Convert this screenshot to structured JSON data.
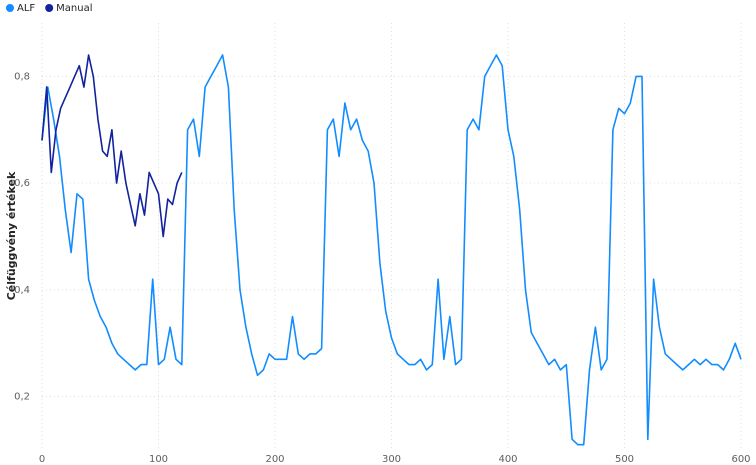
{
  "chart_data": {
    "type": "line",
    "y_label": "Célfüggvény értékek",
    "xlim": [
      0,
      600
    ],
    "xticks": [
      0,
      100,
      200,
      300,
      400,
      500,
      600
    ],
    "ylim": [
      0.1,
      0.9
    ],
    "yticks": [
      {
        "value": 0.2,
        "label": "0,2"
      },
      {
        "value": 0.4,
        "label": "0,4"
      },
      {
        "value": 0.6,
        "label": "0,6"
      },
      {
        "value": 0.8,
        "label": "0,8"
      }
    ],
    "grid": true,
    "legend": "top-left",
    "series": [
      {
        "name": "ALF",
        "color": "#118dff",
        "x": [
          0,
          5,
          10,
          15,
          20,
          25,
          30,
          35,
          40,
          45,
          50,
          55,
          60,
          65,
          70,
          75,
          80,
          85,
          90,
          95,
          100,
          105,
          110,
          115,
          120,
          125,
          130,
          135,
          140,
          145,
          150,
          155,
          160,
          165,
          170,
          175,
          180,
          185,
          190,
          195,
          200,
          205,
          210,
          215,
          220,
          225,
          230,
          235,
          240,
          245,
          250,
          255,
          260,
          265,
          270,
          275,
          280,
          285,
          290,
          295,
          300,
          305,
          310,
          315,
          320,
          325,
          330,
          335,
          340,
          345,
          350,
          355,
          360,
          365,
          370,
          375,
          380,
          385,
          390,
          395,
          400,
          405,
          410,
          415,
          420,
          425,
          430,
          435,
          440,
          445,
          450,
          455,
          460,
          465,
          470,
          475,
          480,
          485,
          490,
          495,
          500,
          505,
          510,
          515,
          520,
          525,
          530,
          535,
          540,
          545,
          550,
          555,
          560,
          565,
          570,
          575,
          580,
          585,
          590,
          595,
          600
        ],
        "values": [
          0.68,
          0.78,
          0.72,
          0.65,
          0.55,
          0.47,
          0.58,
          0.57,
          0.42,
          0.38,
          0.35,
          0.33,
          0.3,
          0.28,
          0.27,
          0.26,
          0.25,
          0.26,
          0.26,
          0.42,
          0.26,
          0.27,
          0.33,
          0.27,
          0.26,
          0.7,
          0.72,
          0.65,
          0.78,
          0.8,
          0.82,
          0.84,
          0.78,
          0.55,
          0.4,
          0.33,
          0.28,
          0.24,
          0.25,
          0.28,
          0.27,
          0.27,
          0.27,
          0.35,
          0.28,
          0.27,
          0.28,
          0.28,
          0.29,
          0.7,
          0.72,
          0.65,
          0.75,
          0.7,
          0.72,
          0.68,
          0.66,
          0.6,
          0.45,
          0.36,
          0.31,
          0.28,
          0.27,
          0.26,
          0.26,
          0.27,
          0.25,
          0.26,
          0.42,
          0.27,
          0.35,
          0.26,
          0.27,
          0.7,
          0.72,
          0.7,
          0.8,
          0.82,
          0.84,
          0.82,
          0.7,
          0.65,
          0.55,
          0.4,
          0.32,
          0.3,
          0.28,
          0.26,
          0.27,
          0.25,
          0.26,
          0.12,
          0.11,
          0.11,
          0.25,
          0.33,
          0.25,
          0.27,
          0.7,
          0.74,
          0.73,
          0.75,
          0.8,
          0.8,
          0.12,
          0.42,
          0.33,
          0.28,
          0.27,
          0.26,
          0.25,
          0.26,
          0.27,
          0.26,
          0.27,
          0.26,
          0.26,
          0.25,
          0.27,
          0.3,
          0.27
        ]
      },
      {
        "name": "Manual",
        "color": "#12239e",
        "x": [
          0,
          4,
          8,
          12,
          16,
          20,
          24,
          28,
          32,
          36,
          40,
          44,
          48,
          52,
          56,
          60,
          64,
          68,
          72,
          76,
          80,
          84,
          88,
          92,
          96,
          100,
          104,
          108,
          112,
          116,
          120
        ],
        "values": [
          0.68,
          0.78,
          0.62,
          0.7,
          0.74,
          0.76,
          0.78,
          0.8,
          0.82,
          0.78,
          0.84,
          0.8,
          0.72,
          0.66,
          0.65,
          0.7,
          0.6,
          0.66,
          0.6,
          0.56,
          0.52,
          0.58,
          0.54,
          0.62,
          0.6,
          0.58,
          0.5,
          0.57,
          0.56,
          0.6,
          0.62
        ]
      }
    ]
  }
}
.....
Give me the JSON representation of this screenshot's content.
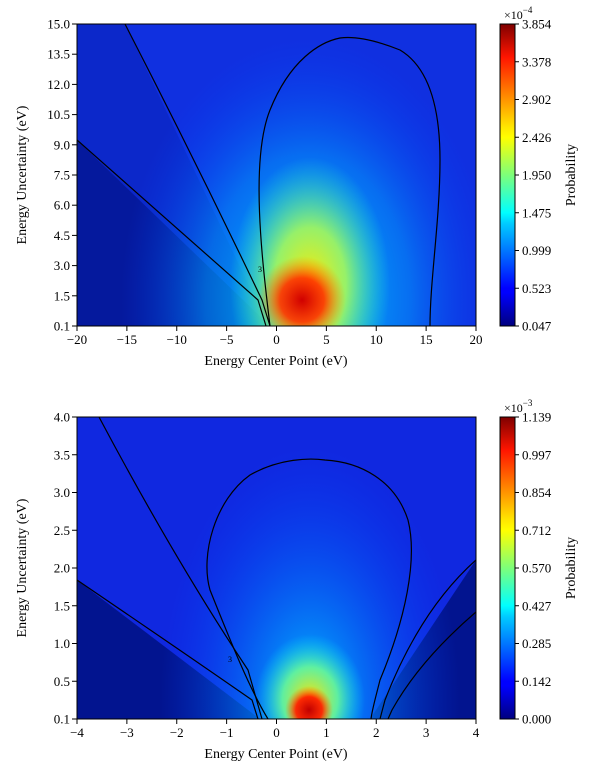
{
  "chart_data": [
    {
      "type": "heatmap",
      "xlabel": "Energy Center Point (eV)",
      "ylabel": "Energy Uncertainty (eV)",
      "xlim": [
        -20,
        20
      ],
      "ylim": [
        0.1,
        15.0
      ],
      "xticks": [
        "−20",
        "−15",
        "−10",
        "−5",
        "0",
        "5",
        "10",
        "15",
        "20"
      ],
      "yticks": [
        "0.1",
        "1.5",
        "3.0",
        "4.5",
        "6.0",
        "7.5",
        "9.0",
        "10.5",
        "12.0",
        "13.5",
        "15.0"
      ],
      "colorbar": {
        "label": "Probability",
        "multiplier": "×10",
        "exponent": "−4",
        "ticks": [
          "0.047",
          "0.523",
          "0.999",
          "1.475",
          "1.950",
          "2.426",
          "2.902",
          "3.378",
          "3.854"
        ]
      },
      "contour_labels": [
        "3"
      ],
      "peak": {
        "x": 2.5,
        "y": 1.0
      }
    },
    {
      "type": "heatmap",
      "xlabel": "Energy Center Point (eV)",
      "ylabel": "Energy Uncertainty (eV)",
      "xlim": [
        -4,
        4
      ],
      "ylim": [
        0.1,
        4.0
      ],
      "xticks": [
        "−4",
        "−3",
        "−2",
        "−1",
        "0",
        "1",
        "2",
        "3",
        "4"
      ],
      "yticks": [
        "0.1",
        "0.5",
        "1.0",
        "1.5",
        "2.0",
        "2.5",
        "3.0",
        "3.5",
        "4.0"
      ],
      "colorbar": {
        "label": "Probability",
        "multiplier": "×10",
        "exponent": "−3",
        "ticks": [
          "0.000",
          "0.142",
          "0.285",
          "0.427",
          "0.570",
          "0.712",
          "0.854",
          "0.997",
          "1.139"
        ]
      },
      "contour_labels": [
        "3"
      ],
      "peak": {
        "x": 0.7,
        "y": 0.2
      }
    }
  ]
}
.....
> _Goal_
Among the lines of the data above, count those holding "screenshot" and state only the number.

> _Full response_
2